-- Begin TASK INPUTS --

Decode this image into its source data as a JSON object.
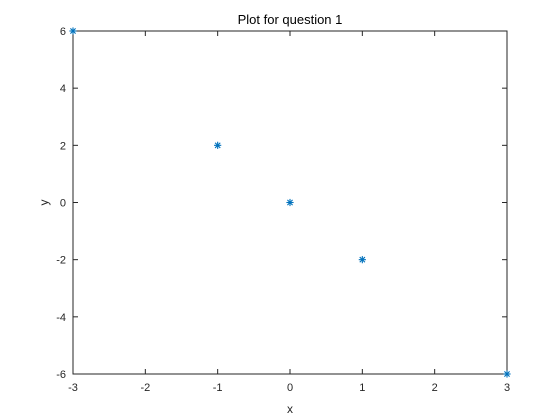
{
  "chart_data": {
    "type": "scatter",
    "title": "Plot for question 1",
    "xlabel": "x",
    "ylabel": "y",
    "xlim": [
      -3,
      3
    ],
    "ylim": [
      -6,
      6
    ],
    "xticks": [
      -3,
      -2,
      -1,
      0,
      1,
      2,
      3
    ],
    "yticks": [
      -6,
      -4,
      -2,
      0,
      2,
      4,
      6
    ],
    "xtick_labels": [
      "-3",
      "-2",
      "-1",
      "0",
      "1",
      "2",
      "3"
    ],
    "ytick_labels": [
      "-6",
      "-4",
      "-2",
      "0",
      "2",
      "4",
      "6"
    ],
    "grid": false,
    "box": true,
    "marker": "asterisk",
    "series": [
      {
        "x": [
          -3,
          -1,
          0,
          1,
          3
        ],
        "y": [
          6,
          2,
          0,
          -2,
          -6
        ],
        "color": "#0072BD"
      }
    ]
  },
  "colors": {
    "axis": "#262626",
    "background": "#ffffff",
    "marker": "#0072BD"
  }
}
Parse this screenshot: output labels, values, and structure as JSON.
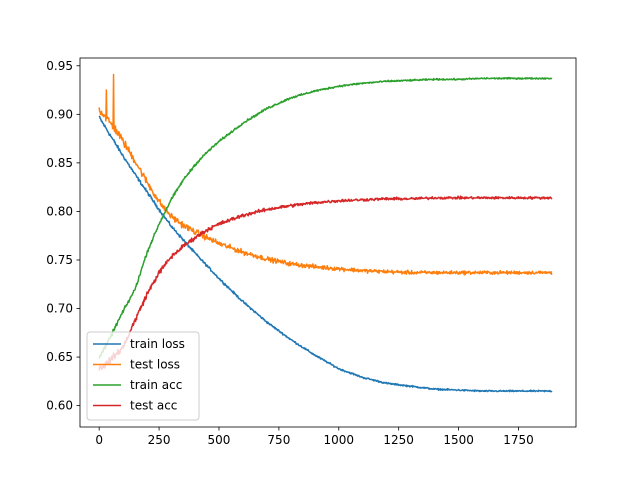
{
  "chart_data": {
    "type": "line",
    "title": "",
    "xlabel": "",
    "ylabel": "",
    "xlim": [
      -80,
      1990
    ],
    "ylim": [
      0.578,
      0.958
    ],
    "xticks": [
      0,
      250,
      500,
      750,
      1000,
      1250,
      1500,
      1750
    ],
    "xtick_labels": [
      "0",
      "250",
      "500",
      "750",
      "1000",
      "1250",
      "1500",
      "1750"
    ],
    "yticks": [
      0.6,
      0.65,
      0.7,
      0.75,
      0.8,
      0.85,
      0.9,
      0.95
    ],
    "ytick_labels": [
      "0.60",
      "0.65",
      "0.70",
      "0.75",
      "0.80",
      "0.85",
      "0.90",
      "0.95"
    ],
    "grid": false,
    "legend_position": "lower-left",
    "series": [
      {
        "name": "train loss",
        "color": "#1f77b4",
        "x": [
          0,
          25,
          50,
          75,
          100,
          150,
          200,
          250,
          300,
          350,
          400,
          450,
          500,
          600,
          700,
          800,
          900,
          1000,
          1100,
          1200,
          1300,
          1400,
          1500,
          1600,
          1700,
          1800,
          1890
        ],
        "values": [
          0.897,
          0.887,
          0.877,
          0.867,
          0.857,
          0.838,
          0.82,
          0.802,
          0.785,
          0.771,
          0.757,
          0.744,
          0.731,
          0.707,
          0.686,
          0.668,
          0.652,
          0.638,
          0.629,
          0.623,
          0.62,
          0.617,
          0.616,
          0.615,
          0.615,
          0.615,
          0.615
        ],
        "noise": 0.003
      },
      {
        "name": "test loss",
        "color": "#ff7f0e",
        "x": [
          0,
          25,
          50,
          75,
          100,
          150,
          200,
          250,
          300,
          350,
          400,
          450,
          500,
          600,
          700,
          800,
          900,
          1000,
          1100,
          1200,
          1300,
          1400,
          1500,
          1600,
          1700,
          1800,
          1890
        ],
        "values": [
          0.905,
          0.898,
          0.89,
          0.882,
          0.872,
          0.852,
          0.83,
          0.81,
          0.795,
          0.786,
          0.779,
          0.773,
          0.767,
          0.758,
          0.751,
          0.746,
          0.743,
          0.741,
          0.739,
          0.738,
          0.737,
          0.737,
          0.737,
          0.737,
          0.737,
          0.737,
          0.737
        ],
        "noise": 0.007,
        "spikes": [
          [
            60,
            0.941
          ],
          [
            30,
            0.925
          ],
          [
            85,
            0.915
          ]
        ]
      },
      {
        "name": "train acc",
        "color": "#2ca02c",
        "x": [
          0,
          25,
          50,
          75,
          100,
          150,
          200,
          250,
          300,
          350,
          400,
          450,
          500,
          600,
          700,
          800,
          900,
          1000,
          1100,
          1200,
          1300,
          1400,
          1500,
          1600,
          1700,
          1800,
          1890
        ],
        "values": [
          0.65,
          0.66,
          0.672,
          0.685,
          0.697,
          0.72,
          0.758,
          0.787,
          0.812,
          0.832,
          0.848,
          0.861,
          0.872,
          0.891,
          0.906,
          0.917,
          0.924,
          0.929,
          0.932,
          0.934,
          0.935,
          0.936,
          0.936,
          0.937,
          0.937,
          0.937,
          0.937
        ],
        "noise": 0.003
      },
      {
        "name": "test acc",
        "color": "#d62728",
        "x": [
          0,
          25,
          50,
          75,
          100,
          150,
          200,
          250,
          300,
          350,
          400,
          450,
          500,
          600,
          700,
          800,
          900,
          1000,
          1100,
          1200,
          1300,
          1400,
          1500,
          1600,
          1700,
          1800,
          1890
        ],
        "values": [
          0.638,
          0.642,
          0.648,
          0.654,
          0.66,
          0.688,
          0.715,
          0.737,
          0.753,
          0.764,
          0.773,
          0.781,
          0.787,
          0.796,
          0.802,
          0.806,
          0.809,
          0.811,
          0.812,
          0.813,
          0.813,
          0.814,
          0.814,
          0.814,
          0.814,
          0.814,
          0.814
        ],
        "noise": 0.005
      }
    ]
  }
}
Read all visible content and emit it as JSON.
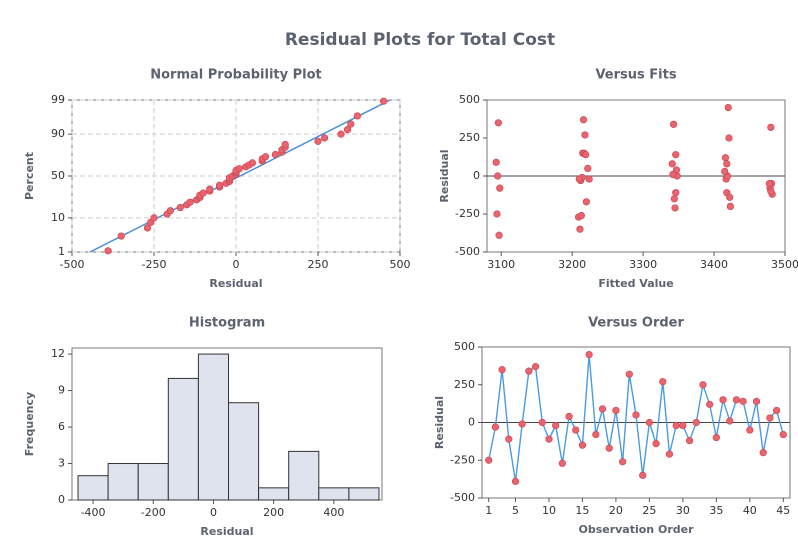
{
  "title": "Residual Plots for Total Cost",
  "chart_data": [
    {
      "type": "probability",
      "title": "Normal Probability Plot",
      "xlabel": "Residual",
      "ylabel": "Percent",
      "x": [
        -390,
        -350,
        -270,
        -260,
        -250,
        -210,
        -200,
        -170,
        -150,
        -140,
        -120,
        -110,
        -110,
        -100,
        -80,
        -80,
        -50,
        -50,
        -30,
        -20,
        -20,
        -20,
        -10,
        0,
        0,
        0,
        10,
        30,
        40,
        50,
        80,
        80,
        90,
        120,
        140,
        140,
        150,
        150,
        250,
        270,
        320,
        340,
        350,
        370,
        450
      ],
      "values": [
        1.1,
        3.3,
        5.6,
        7.8,
        10.0,
        12.2,
        14.4,
        16.7,
        18.9,
        21.1,
        23.3,
        25.6,
        27.8,
        30.0,
        32.2,
        34.4,
        36.7,
        38.9,
        41.1,
        43.3,
        45.6,
        47.8,
        50.0,
        52.2,
        54.4,
        56.7,
        58.9,
        61.1,
        63.3,
        65.6,
        67.8,
        70.0,
        72.2,
        74.4,
        76.7,
        78.9,
        81.1,
        83.3,
        85.6,
        87.8,
        90.0,
        92.2,
        94.4,
        96.7,
        98.9
      ],
      "fit_line": {
        "x": [
          -445,
          470
        ],
        "y": [
          1,
          99
        ],
        "color": "#4a8fd8"
      },
      "color": "#e8656f",
      "yscale": "probability",
      "grid": true,
      "xlim": [
        -500,
        500
      ],
      "xticks": [
        -500,
        -250,
        0,
        250,
        500
      ],
      "ylim": [
        1,
        99
      ],
      "yticks": [
        1,
        10,
        50,
        90,
        99
      ]
    },
    {
      "type": "scatter",
      "title": "Versus Fits",
      "xlabel": "Fitted Value",
      "ylabel": "Residual",
      "x": [
        3094,
        3212,
        3096,
        3418,
        3097,
        3214,
        3343,
        3216,
        3095,
        3346,
        3210,
        3209,
        3347,
        3481,
        3344,
        3420,
        3479,
        3093,
        3220,
        3341,
        3213,
        3480,
        3222,
        3211,
        3348,
        3422,
        3218,
        3345,
        3417,
        3224,
        3482,
        3419,
        3421,
        3416,
        3480,
        3215,
        3342,
        3217,
        3219,
        3478,
        3346,
        3423,
        3415,
        3418,
        3098
      ],
      "values": [
        -250,
        -30,
        350,
        -110,
        -390,
        -10,
        340,
        370,
        0,
        -110,
        -20,
        -270,
        40,
        -50,
        -150,
        450,
        -80,
        90,
        -170,
        80,
        -260,
        320,
        50,
        -350,
        0,
        -140,
        270,
        -210,
        -20,
        -20,
        -120,
        0,
        250,
        120,
        -100,
        150,
        10,
        150,
        140,
        -50,
        140,
        -200,
        30,
        80,
        -80
      ],
      "color": "#e8656f",
      "reference_line": 0,
      "grid": false,
      "xlim": [
        3080,
        3500
      ],
      "xticks": [
        3100,
        3200,
        3300,
        3400,
        3500
      ],
      "ylim": [
        -500,
        500
      ],
      "yticks": [
        -500,
        -250,
        0,
        250,
        500
      ]
    },
    {
      "type": "histogram",
      "title": "Histogram",
      "xlabel": "Residual",
      "ylabel": "Frequency",
      "bins": [
        -450,
        -350,
        -250,
        -150,
        -50,
        50,
        150,
        250,
        350,
        450,
        550
      ],
      "values": [
        2,
        3,
        3,
        10,
        12,
        8,
        1,
        4,
        1,
        1
      ],
      "color": "#dfe3ee",
      "grid": false,
      "xlim": [
        -470,
        560
      ],
      "xticks": [
        -400,
        -200,
        0,
        200,
        400
      ],
      "ylim": [
        0,
        12.5
      ],
      "yticks": [
        0,
        3,
        6,
        9,
        12
      ]
    },
    {
      "type": "line",
      "title": "Versus Order",
      "xlabel": "Observation Order",
      "ylabel": "Residual",
      "x": [
        1,
        2,
        3,
        4,
        5,
        6,
        7,
        8,
        9,
        10,
        11,
        12,
        13,
        14,
        15,
        16,
        17,
        18,
        19,
        20,
        21,
        22,
        23,
        24,
        25,
        26,
        27,
        28,
        29,
        30,
        31,
        32,
        33,
        34,
        35,
        36,
        37,
        38,
        39,
        40,
        41,
        42,
        43,
        44,
        45
      ],
      "values": [
        -250,
        -30,
        350,
        -110,
        -390,
        -10,
        340,
        370,
        0,
        -110,
        -20,
        -270,
        40,
        -50,
        -150,
        450,
        -80,
        90,
        -170,
        80,
        -260,
        320,
        50,
        -350,
        0,
        -140,
        270,
        -210,
        -20,
        -20,
        -120,
        0,
        250,
        120,
        -100,
        150,
        10,
        150,
        140,
        -50,
        140,
        -200,
        30,
        80,
        -80
      ],
      "color": "#e8656f",
      "line_color": "#4a9be0",
      "reference_line": 0,
      "grid": false,
      "xlim": [
        0,
        46
      ],
      "xticks": [
        1,
        5,
        10,
        15,
        20,
        25,
        30,
        35,
        40,
        45
      ],
      "ylim": [
        -500,
        500
      ],
      "yticks": [
        -500,
        -250,
        0,
        250,
        500
      ]
    }
  ]
}
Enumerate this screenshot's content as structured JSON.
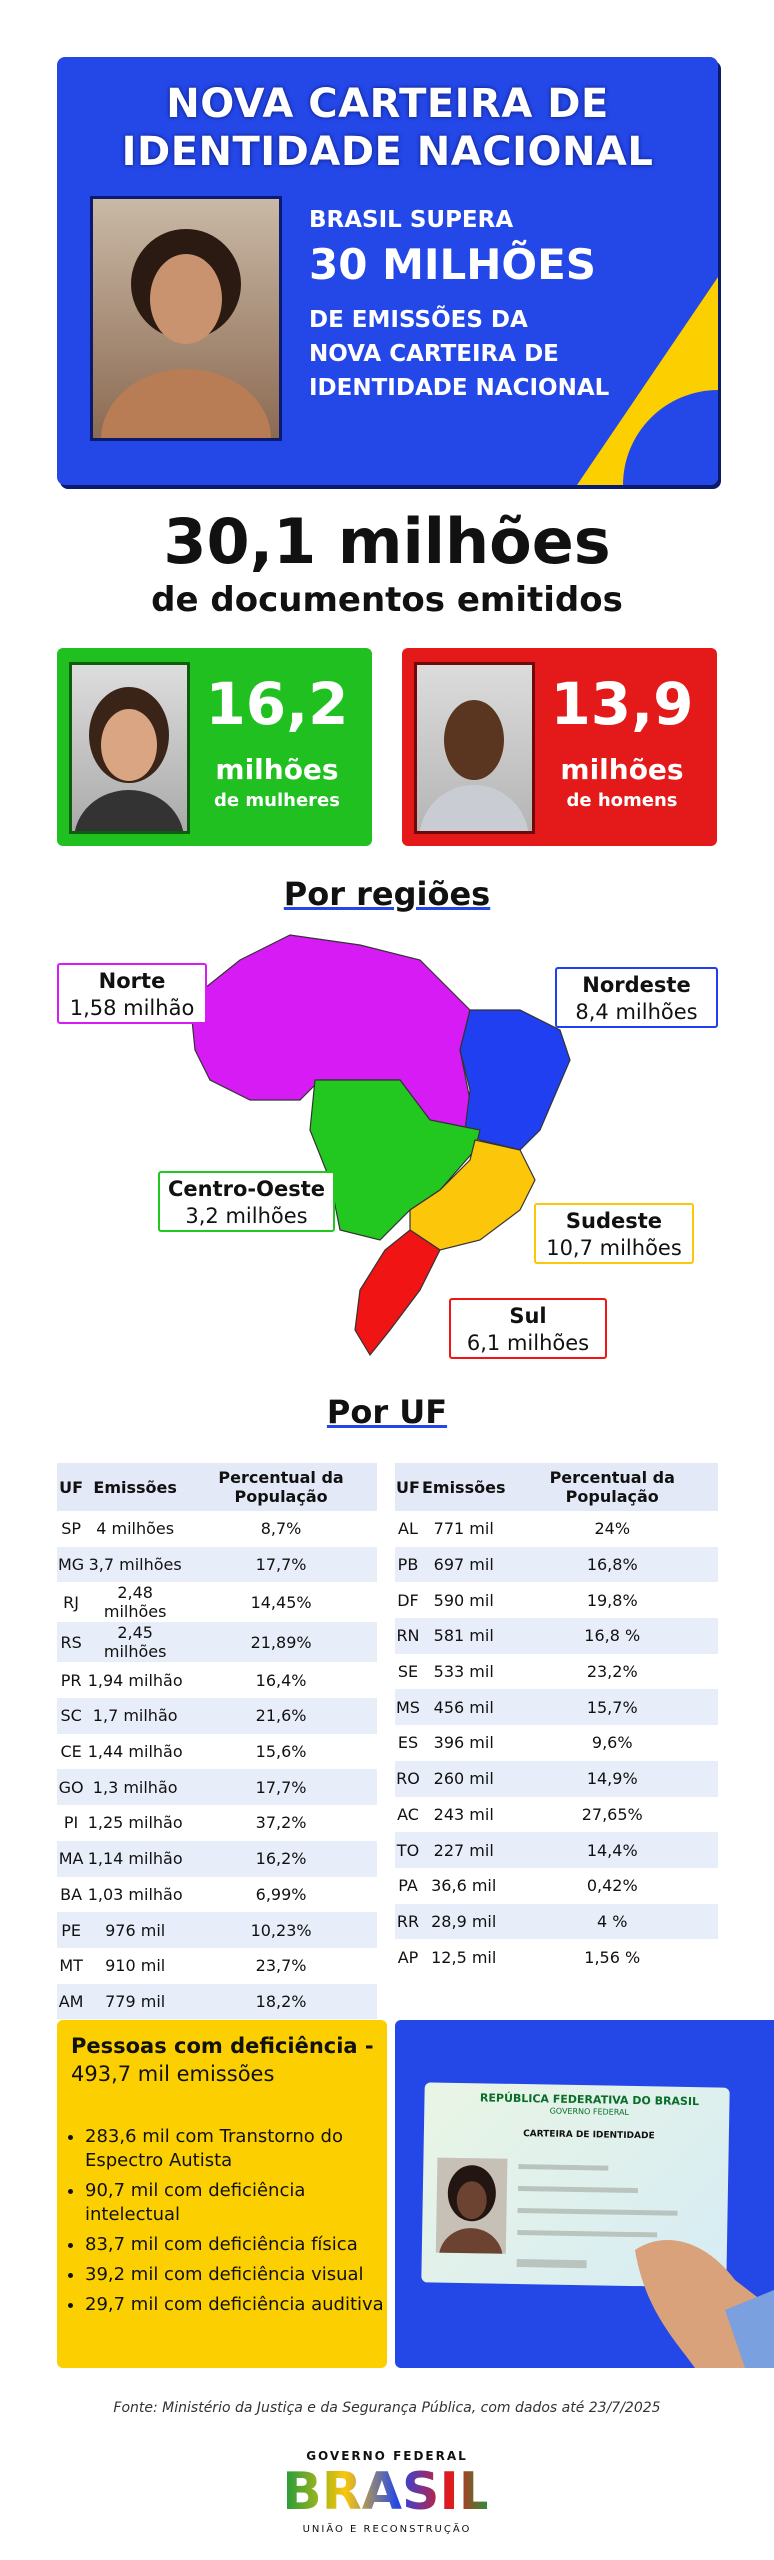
{
  "header": {
    "title_lines": [
      "NOVA CARTEIRA DE",
      "IDENTIDADE NACIONAL"
    ],
    "text_lines": [
      "BRASIL SUPERA",
      "30 MILHÕES",
      "DE EMISSÕES DA",
      "NOVA CARTEIRA DE",
      "IDENTIDADE NACIONAL"
    ]
  },
  "total": {
    "value": "30,1 milhões",
    "label": "de documentos emitidos"
  },
  "women": {
    "value": "16,2",
    "unit": "milhões",
    "label": "de mulheres"
  },
  "men": {
    "value": "13,9",
    "unit": "milhões",
    "label": "de homens"
  },
  "regions": {
    "title": "Por regiões",
    "items": [
      {
        "name": "Norte",
        "value": "1,58 milhão"
      },
      {
        "name": "Nordeste",
        "value": "8,4 milhões"
      },
      {
        "name": "Centro-Oeste",
        "value": "3,2 milhões"
      },
      {
        "name": "Sudeste",
        "value": "10,7 milhões"
      },
      {
        "name": "Sul",
        "value": "6,1 milhões"
      }
    ]
  },
  "uf": {
    "title": "Por UF",
    "columns": [
      "UF",
      "Emissões",
      "Percentual da População"
    ],
    "left_rows": [
      [
        "SP",
        "4 milhões",
        "8,7%"
      ],
      [
        "MG",
        "3,7 milhões",
        "17,7%"
      ],
      [
        "RJ",
        "2,48 milhões",
        "14,45%"
      ],
      [
        "RS",
        "2,45 milhões",
        "21,89%"
      ],
      [
        "PR",
        "1,94 milhão",
        "16,4%"
      ],
      [
        "SC",
        "1,7 milhão",
        "21,6%"
      ],
      [
        "CE",
        "1,44 milhão",
        "15,6%"
      ],
      [
        "GO",
        "1,3 milhão",
        "17,7%"
      ],
      [
        "PI",
        "1,25 milhão",
        "37,2%"
      ],
      [
        "MA",
        "1,14 milhão",
        "16,2%"
      ],
      [
        "BA",
        "1,03 milhão",
        "6,99%"
      ],
      [
        "PE",
        "976 mil",
        "10,23%"
      ],
      [
        "MT",
        "910 mil",
        "23,7%"
      ],
      [
        "AM",
        "779 mil",
        "18,2%"
      ]
    ],
    "right_rows": [
      [
        "AL",
        "771 mil",
        "24%"
      ],
      [
        "PB",
        "697 mil",
        "16,8%"
      ],
      [
        "DF",
        "590 mil",
        "19,8%"
      ],
      [
        "RN",
        "581 mil",
        "16,8 %"
      ],
      [
        "SE",
        "533 mil",
        "23,2%"
      ],
      [
        "MS",
        "456 mil",
        "15,7%"
      ],
      [
        "ES",
        "396 mil",
        "9,6%"
      ],
      [
        "RO",
        "260 mil",
        "14,9%"
      ],
      [
        "AC",
        "243 mil",
        "27,65%"
      ],
      [
        "TO",
        "227 mil",
        "14,4%"
      ],
      [
        "PA",
        "36,6 mil",
        "0,42%"
      ],
      [
        "RR",
        "28,9 mil",
        "4 %"
      ],
      [
        "AP",
        "12,5 mil",
        "1,56 %"
      ]
    ]
  },
  "disability": {
    "title": "Pessoas com deficiência -",
    "subtitle": "493,7 mil emissões",
    "items": [
      "283,6 mil com Transtorno do Espectro Autista",
      "90,7 mil com deficiência intelectual",
      "83,7 mil com deficiência física",
      "39,2 mil com deficiência visual",
      "29,7 mil com deficiência auditiva"
    ]
  },
  "card": {
    "country": "REPÚBLICA FEDERATIVA DO BRASIL",
    "government": "GOVERNO FEDERAL",
    "doc": "CARTEIRA DE IDENTIDADE"
  },
  "source": "Fonte: Ministério da Justiça e da Segurança Pública, com dados até 23/7/2025",
  "logo": {
    "top": "GOVERNO FEDERAL",
    "name": "BRASIL",
    "bottom": "UNIÃO E RECONSTRUÇÃO"
  }
}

-- End TASK INPUTS --

* **EXERCISE GOAL**: Each line above that includes "type" counts once; state the total and nothing more.

* **EXERCISE SOLUTION**: 6